(Data entries)
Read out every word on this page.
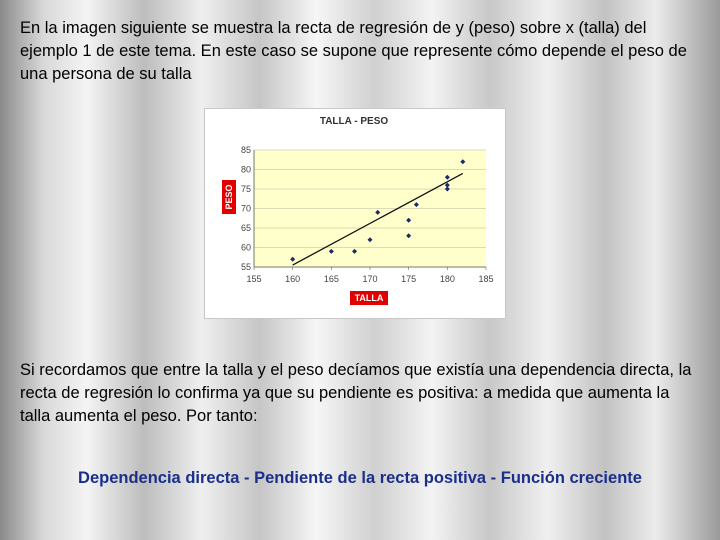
En la imagen siguiente se muestra la recta de regresión de y (peso) sobre x (talla) del ejemplo 1 de este tema. En este caso se supone que represente cómo depende el peso de una persona de su talla
TALLA - PESO
55
60
65
70
75
80
85
155	160	165	170	175	180	185
PESO
TALLA
Si recordamos que entre la talla y el peso decíamos que existía una dependencia directa, la recta de regresión lo confirma ya que su pendiente es positiva: a medida que aumenta la talla aumenta el peso. Por tanto:
Dependencia directa - Pendiente de la recta positiva - Función creciente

→ PROBLEM TO SOLVE:
Work out how many lines in the records above contain the word "directa", and give only that number.

→ FULL ANSWER:
2